• **The exercise**:
Extract every entry word for word. Skip the pictures.

[START OF Material shown]

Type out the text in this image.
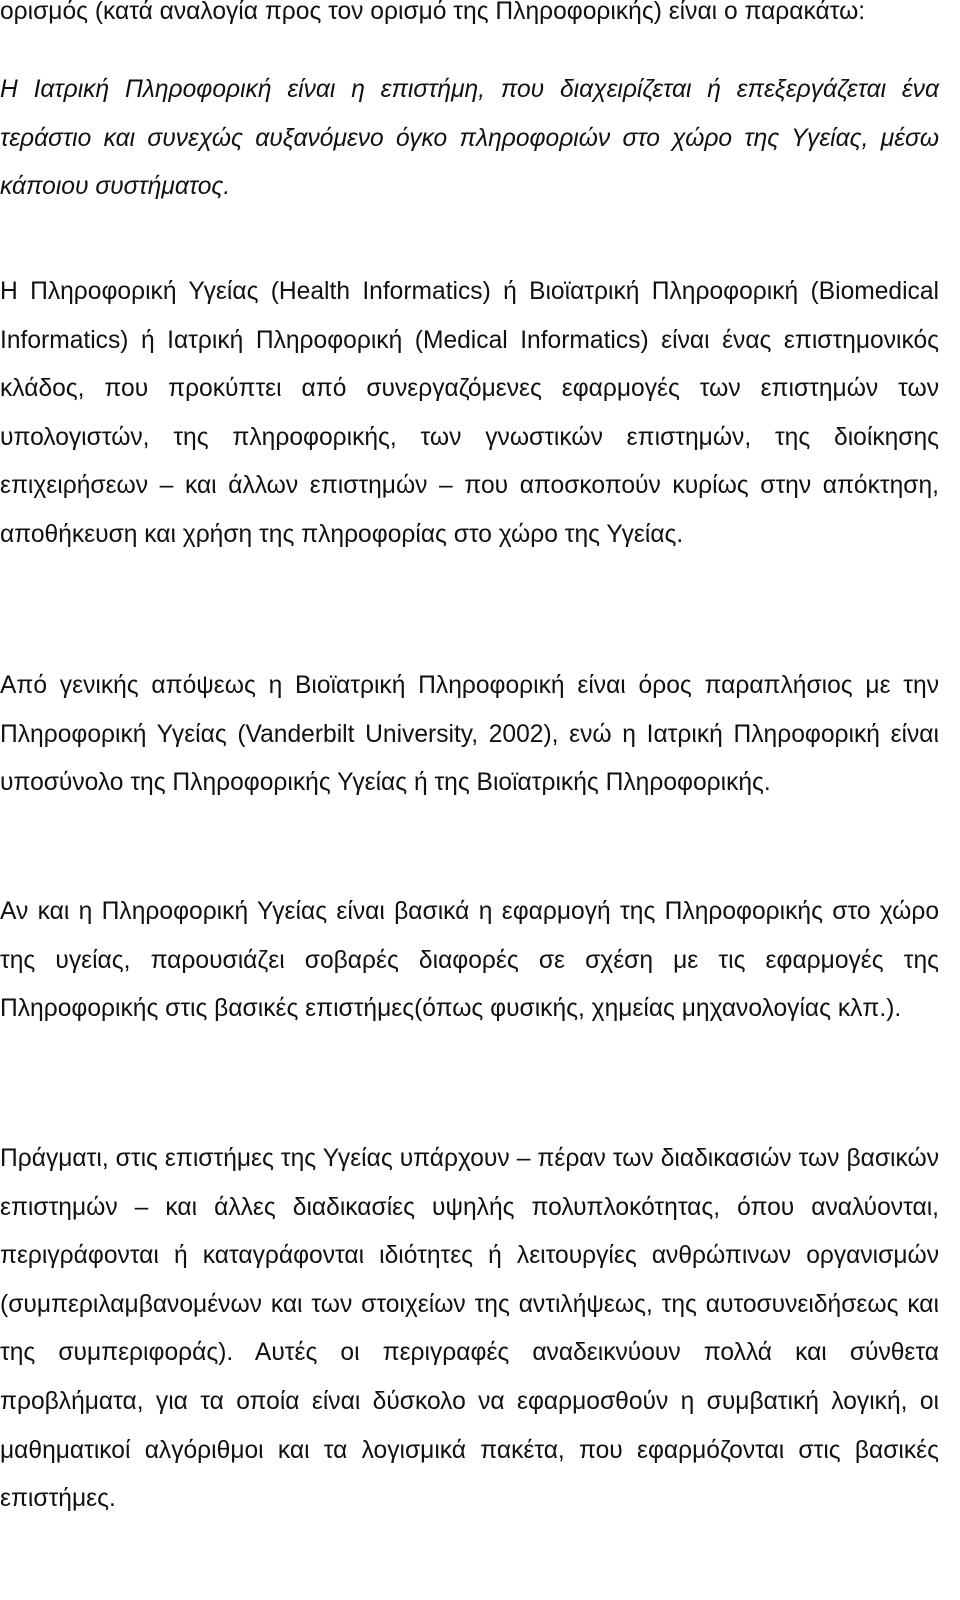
ορισμός (κατά αναλογία προς τον ορισμό της Πληροφορικής) είναι ο παρακάτω:

Η Ιατρική Πληροφορική είναι η επιστήμη, που διαχειρίζεται ή επεξεργάζεται ένα τεράστιο και συνεχώς αυξανόμενο όγκο πληροφοριών στο χώρο της Υγείας, μέσω κάποιου συστήματος.

Η Πληροφορική Υγείας (Health Informatics) ή Βιοϊατρική Πληροφορική (Biomedical Informatics) ή Ιατρική Πληροφορική (Medical Informatics) είναι ένας επιστημονικός κλάδος, που προκύπτει από συνεργαζόμενες εφαρμογές των επιστημών των υπολογιστών, της πληροφορικής, των γνωστικών επιστημών, της διοίκησης επιχειρήσεων – και άλλων επιστημών – που αποσκοπούν κυρίως στην απόκτηση, αποθήκευση και χρήση της πληροφορίας στο χώρο της Υγείας.

Από γενικής απόψεως η Βιοϊατρική Πληροφορική είναι όρος παραπλήσιος με την Πληροφορική Υγείας (Vanderbilt University, 2002), ενώ η Ιατρική Πληροφορική είναι υποσύνολο της Πληροφορικής Υγείας ή της Βιοϊατρικής Πληροφορικής.

Αν και η Πληροφορική Υγείας είναι βασικά η εφαρμογή της Πληροφορικής στο χώρο της υγείας, παρουσιάζει σοβαρές διαφορές σε σχέση με τις εφαρμογές της Πληροφορικής στις βασικές επιστήμες(όπως φυσικής, χημείας μηχανολογίας κλπ.).

Πράγματι, στις επιστήμες της Υγείας υπάρχουν – πέραν των διαδικασιών των βασικών επιστημών – και άλλες διαδικασίες υψηλής πολυπλοκότητας, όπου αναλύονται, περιγράφονται ή καταγράφονται ιδιότητες ή λειτουργίες ανθρώπινων οργανισμών (συμπεριλαμβανομένων και των στοιχείων της αντιλήψεως, της αυτοσυνειδήσεως και της συμπεριφοράς). Αυτές οι περιγραφές αναδεικνύουν πολλά και σύνθετα προβλήματα, για τα οποία είναι δύσκολο να εφαρμοσθούν η συμβατική λογική, οι μαθηματικοί αλγόριθμοι και τα λογισμικά πακέτα, που εφαρμόζονται στις βασικές επιστήμες.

[END OF Material shown]

• **Full response**:
Type out the text in this image.
ορισμός (κατά αναλογία προς τον ορισμό της Πληροφορικής) είναι ο παρακάτω:

Η Ιατρική Πληροφορική είναι η επιστήμη, που διαχειρίζεται ή επεξεργάζεται ένα τεράστιο και συνεχώς αυξανόμενο όγκο πληροφοριών στο χώρο της Υγείας, μέσω κάποιου συστήματος.

Η Πληροφορική Υγείας (Health Informatics) ή Βιοϊατρική Πληροφορική (Biomedical Informatics) ή Ιατρική Πληροφορική (Medical Informatics) είναι ένας επιστημονικός κλάδος, που προκύπτει από συνεργαζόμενες εφαρμογές των επιστημών των υπολογιστών, της πληροφορικής, των γνωστικών επιστημών, της διοίκησης επιχειρήσεων – και άλλων επιστημών – που αποσκοπούν κυρίως στην απόκτηση, αποθήκευση και χρήση της πληροφορίας στο χώρο της Υγείας.

Από γενικής απόψεως η Βιοϊατρική Πληροφορική είναι όρος παραπλήσιος με την Πληροφορική Υγείας (Vanderbilt University, 2002), ενώ η Ιατρική Πληροφορική είναι υποσύνολο της Πληροφορικής Υγείας ή της Βιοϊατρικής Πληροφορικής.

Αν και η Πληροφορική Υγείας είναι βασικά η εφαρμογή της Πληροφορικής στο χώρο της υγείας, παρουσιάζει σοβαρές διαφορές σε σχέση με τις εφαρμογές της Πληροφορικής στις βασικές επιστήμες(όπως φυσικής, χημείας μηχανολογίας κλπ.).

Πράγματι, στις επιστήμες της Υγείας υπάρχουν – πέραν των διαδικασιών των βασικών επιστημών – και άλλες διαδικασίες υψηλής πολυπλοκότητας, όπου αναλύονται, περιγράφονται ή καταγράφονται ιδιότητες ή λειτουργίες ανθρώπινων οργανισμών (συμπεριλαμβανομένων και των στοιχείων της αντιλήψεως, της αυτοσυνειδήσεως και της συμπεριφοράς). Αυτές οι περιγραφές αναδεικνύουν πολλά και σύνθετα προβλήματα, για τα οποία είναι δύσκολο να εφαρμοσθούν η συμβατική λογική, οι μαθηματικοί αλγόριθμοι και τα λογισμικά πακέτα, που εφαρμόζονται στις βασικές επιστήμες.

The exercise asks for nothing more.